_Records to use_:
# # # # # # #

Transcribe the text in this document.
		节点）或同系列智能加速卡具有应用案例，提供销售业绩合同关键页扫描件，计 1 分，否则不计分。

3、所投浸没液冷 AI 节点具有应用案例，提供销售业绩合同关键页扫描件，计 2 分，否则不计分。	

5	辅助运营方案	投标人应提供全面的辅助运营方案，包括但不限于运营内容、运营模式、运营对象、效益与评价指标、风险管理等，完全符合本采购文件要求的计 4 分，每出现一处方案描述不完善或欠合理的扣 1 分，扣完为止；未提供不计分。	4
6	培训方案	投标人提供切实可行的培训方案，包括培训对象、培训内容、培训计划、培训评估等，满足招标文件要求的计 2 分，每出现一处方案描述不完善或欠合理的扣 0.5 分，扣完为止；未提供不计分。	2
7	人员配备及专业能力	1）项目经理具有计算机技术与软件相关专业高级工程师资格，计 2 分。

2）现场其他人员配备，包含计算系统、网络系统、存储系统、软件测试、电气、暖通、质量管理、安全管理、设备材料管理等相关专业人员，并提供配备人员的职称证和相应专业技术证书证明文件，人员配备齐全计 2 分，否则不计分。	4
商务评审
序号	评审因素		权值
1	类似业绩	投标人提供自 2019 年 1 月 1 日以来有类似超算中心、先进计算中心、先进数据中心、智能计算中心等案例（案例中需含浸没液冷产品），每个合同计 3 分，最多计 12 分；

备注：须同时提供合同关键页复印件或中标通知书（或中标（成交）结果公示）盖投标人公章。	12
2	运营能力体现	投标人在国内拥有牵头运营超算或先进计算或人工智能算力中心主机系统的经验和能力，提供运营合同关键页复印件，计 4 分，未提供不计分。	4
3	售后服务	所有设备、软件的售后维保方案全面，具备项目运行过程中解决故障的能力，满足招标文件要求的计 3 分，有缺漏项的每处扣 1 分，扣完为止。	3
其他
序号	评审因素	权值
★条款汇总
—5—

# # # # # # #

_What is being asked_: Using the records above, select and copy every line that has the word "提供销售业绩合同关键页扫描件".

_Output below_:
		节点）或同系列智能加速卡具有应用案例，提供销售业绩合同关键页扫描件，计 1 分，否则不计分。
3、所投浸没液冷 AI 节点具有应用案例，提供销售业绩合同关键页扫描件，计 2 分，否则不计分。	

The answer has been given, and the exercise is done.